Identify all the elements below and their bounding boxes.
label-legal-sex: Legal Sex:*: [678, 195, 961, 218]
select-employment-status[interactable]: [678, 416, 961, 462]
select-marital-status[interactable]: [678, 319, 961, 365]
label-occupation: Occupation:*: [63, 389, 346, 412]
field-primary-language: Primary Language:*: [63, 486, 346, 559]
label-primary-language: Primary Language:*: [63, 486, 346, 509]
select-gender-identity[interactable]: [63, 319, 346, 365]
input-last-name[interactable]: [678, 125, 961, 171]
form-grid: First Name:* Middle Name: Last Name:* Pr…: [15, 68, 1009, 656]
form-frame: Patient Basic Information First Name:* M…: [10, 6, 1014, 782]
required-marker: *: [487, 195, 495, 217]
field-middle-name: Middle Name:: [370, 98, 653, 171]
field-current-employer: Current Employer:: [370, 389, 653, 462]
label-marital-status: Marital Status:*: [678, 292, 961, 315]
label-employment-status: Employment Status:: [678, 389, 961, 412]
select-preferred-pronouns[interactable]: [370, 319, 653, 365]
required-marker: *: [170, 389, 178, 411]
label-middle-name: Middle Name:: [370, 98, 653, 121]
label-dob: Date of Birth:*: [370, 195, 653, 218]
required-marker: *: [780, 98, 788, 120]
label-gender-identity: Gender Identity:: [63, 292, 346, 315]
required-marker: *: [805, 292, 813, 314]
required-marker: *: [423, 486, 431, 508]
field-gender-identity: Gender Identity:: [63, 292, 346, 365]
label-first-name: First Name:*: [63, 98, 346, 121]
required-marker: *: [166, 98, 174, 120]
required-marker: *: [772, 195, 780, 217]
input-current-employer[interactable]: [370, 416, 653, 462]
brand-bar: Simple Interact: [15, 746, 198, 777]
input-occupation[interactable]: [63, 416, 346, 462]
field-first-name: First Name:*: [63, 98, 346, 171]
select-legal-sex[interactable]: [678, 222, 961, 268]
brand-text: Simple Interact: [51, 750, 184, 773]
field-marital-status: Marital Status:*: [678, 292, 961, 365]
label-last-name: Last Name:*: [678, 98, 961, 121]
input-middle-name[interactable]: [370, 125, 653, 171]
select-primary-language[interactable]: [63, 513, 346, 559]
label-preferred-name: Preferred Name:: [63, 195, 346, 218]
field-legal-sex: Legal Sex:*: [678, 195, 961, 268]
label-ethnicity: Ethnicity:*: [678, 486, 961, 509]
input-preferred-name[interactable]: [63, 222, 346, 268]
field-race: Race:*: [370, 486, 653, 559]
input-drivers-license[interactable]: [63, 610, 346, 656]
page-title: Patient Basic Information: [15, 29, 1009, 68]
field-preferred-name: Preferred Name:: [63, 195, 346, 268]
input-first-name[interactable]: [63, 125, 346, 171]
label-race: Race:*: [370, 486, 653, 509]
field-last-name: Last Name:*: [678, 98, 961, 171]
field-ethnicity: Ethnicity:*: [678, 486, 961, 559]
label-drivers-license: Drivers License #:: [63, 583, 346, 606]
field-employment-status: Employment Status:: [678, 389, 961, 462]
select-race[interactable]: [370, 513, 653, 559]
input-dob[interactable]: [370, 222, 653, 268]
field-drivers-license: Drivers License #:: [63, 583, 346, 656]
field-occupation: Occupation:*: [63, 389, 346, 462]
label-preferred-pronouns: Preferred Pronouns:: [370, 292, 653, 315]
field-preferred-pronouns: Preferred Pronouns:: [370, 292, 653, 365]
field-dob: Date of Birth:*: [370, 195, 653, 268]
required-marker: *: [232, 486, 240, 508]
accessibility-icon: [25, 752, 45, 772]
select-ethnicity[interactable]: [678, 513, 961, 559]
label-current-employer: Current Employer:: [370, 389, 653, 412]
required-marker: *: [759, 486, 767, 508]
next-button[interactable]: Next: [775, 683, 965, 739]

···

Aim of the exercise –
List every line of the records above that contains the word "employment". Case counts, so include only lines where it appears in that exact capitalization.

Finished exercise –
select-employment-status[interactable]: [678, 416, 961, 462]
label-employment-status: Employment Status:: [678, 389, 961, 412]
field-employment-status: Employment Status:: [678, 389, 961, 462]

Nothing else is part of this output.